Start Exercise material

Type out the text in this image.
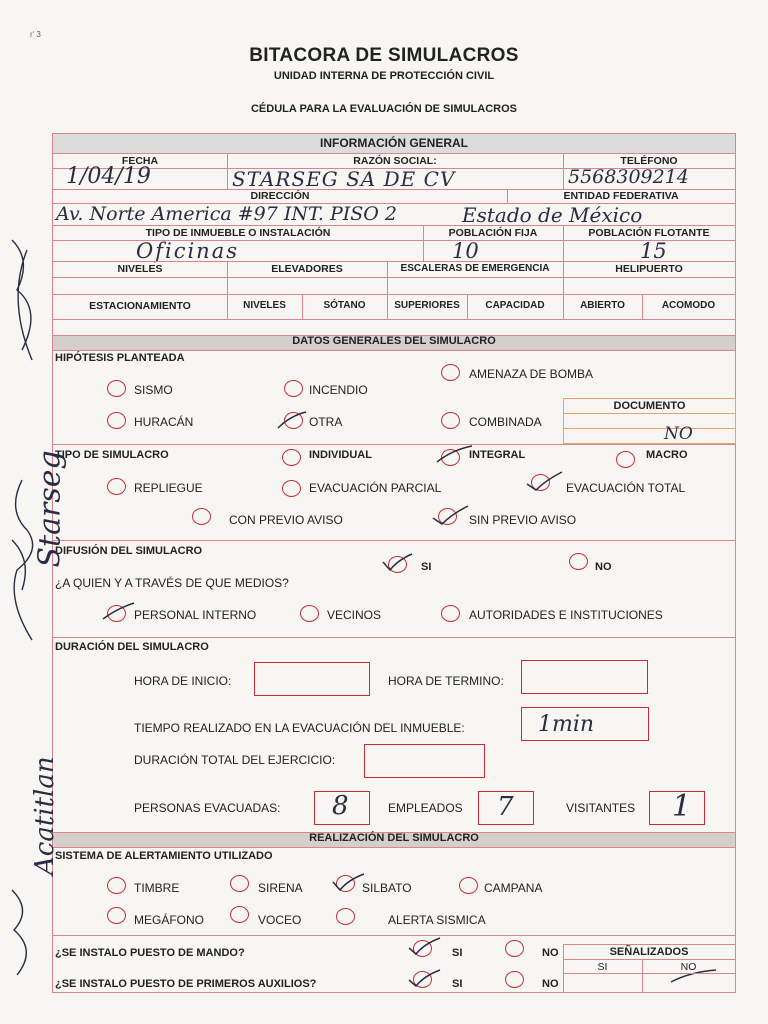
r' 3
BITACORA DE SIMULACROS
UNIDAD INTERNA DE PROTECCIÓN CIVIL
CÉDULA PARA LA EVALUACIÓN DE SIMULACROS
INFORMACIÓN GENERAL
FECHA	RAZÓN SOCIAL:	TELÉFONO
1/04/19	STARSEG SA DE CV	5568309214
DIRECCIÓN	ENTIDAD FEDERATIVA
Av. Norte America #97 INT. PISO 2	Estado de México
TIPO DE INMUEBLE O INSTALACIÓN	POBLACIÓN FIJA	POBLACIÓN FLOTANTE
Oficinas	10	15
NIVELES	ELEVADORES	ESCALERAS DE EMERGENCIA	HELIPUERTO
ESTACIONAMIENTO	NIVELES	SÓTANO	SUPERIORES	CAPACIDAD	ABIERTO	ACOMODO
DATOS GENERALES DEL SIMULACRO
HIPÓTESIS PLANTEADA
SISMO	INCENDIO
AMENAZA DE BOMBA
HURACÁN	OTRA	COMBINADA
DOCUMENTO
NO
TIPO DE SIMULACRO	INDIVIDUAL	INTEGRAL	MACRO
REPLIEGUE	EVACUACIÓN PARCIAL	EVACUACIÓN TOTAL
CON PREVIO AVISO	SIN PREVIO AVISO
DIFUSIÓN DEL SIMULACRO
SI	NO
¿A QUIEN Y A TRAVÉS DE QUE MEDIOS?
PERSONAL INTERNO	VECINOS	AUTORIDADES E INSTITUCIONES
DURACIÓN DEL SIMULACRO
HORA DE INICIO:	HORA DE TERMINO:
TIEMPO REALIZADO EN LA EVACUACIÓN DEL INMUEBLE:	1min
DURACIÓN TOTAL DEL EJERCICIO:
PERSONAS EVACUADAS: 8	EMPLEADOS 7	VISITANTES 1
REALIZACIÓN DEL SIMULACRO
SISTEMA DE ALERTAMIENTO UTILIZADO
TIMBRE	SIRENA	SILBATO	CAMPANA
MEGÁFONO	VOCEO	ALERTA SISMICA
¿SE INSTALO PUESTO DE MANDO?	SI	NO	SEÑALIZADOS
SI	NO
¿SE INSTALO PUESTO DE PRIMEROS AUXILIOS?	SI	NO
Starseg
Acatitlan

End Exercise material

▶ Task objective
Without the pictures, restate each entry exactly.

▶ Result for this exercise
Type out the text in this image.
r' 3
BITACORA DE SIMULACROS
UNIDAD INTERNA DE PROTECCIÓN CIVIL
CÉDULA PARA LA EVALUACIÓN DE SIMULACROS
INFORMACIÓN GENERAL
FECHA	RAZÓN SOCIAL:	TELÉFONO
1/04/19	STARSEG SA DE CV	5568309214
DIRECCIÓN	ENTIDAD FEDERATIVA
Av. Norte America #97 INT. PISO 2	Estado de México
TIPO DE INMUEBLE O INSTALACIÓN	POBLACIÓN FIJA	POBLACIÓN FLOTANTE
Oficinas	10	15
NIVELES	ELEVADORES	ESCALERAS DE EMERGENCIA	HELIPUERTO
ESTACIONAMIENTO	NIVELES	SÓTANO	SUPERIORES	CAPACIDAD	ABIERTO	ACOMODO
DATOS GENERALES DEL SIMULACRO
HIPÓTESIS PLANTEADA
SISMO	INCENDIO
AMENAZA DE BOMBA
HURACÁN	OTRA	COMBINADA
DOCUMENTO
NO
TIPO DE SIMULACRO	INDIVIDUAL	INTEGRAL	MACRO
REPLIEGUE	EVACUACIÓN PARCIAL	EVACUACIÓN TOTAL
CON PREVIO AVISO	SIN PREVIO AVISO
DIFUSIÓN DEL SIMULACRO
SI	NO
¿A QUIEN Y A TRAVÉS DE QUE MEDIOS?
PERSONAL INTERNO	VECINOS	AUTORIDADES E INSTITUCIONES
DURACIÓN DEL SIMULACRO
HORA DE INICIO:	HORA DE TERMINO:
TIEMPO REALIZADO EN LA EVACUACIÓN DEL INMUEBLE:	1min
DURACIÓN TOTAL DEL EJERCICIO:
PERSONAS EVACUADAS: 8	EMPLEADOS 7	VISITANTES 1
REALIZACIÓN DEL SIMULACRO
SISTEMA DE ALERTAMIENTO UTILIZADO
TIMBRE	SIRENA	SILBATO	CAMPANA
MEGÁFONO	VOCEO	ALERTA SISMICA
¿SE INSTALO PUESTO DE MANDO?	SI	NO	SEÑALIZADOS
SI	NO
¿SE INSTALO PUESTO DE PRIMEROS AUXILIOS?	SI	NO
Starseg
Acatitlan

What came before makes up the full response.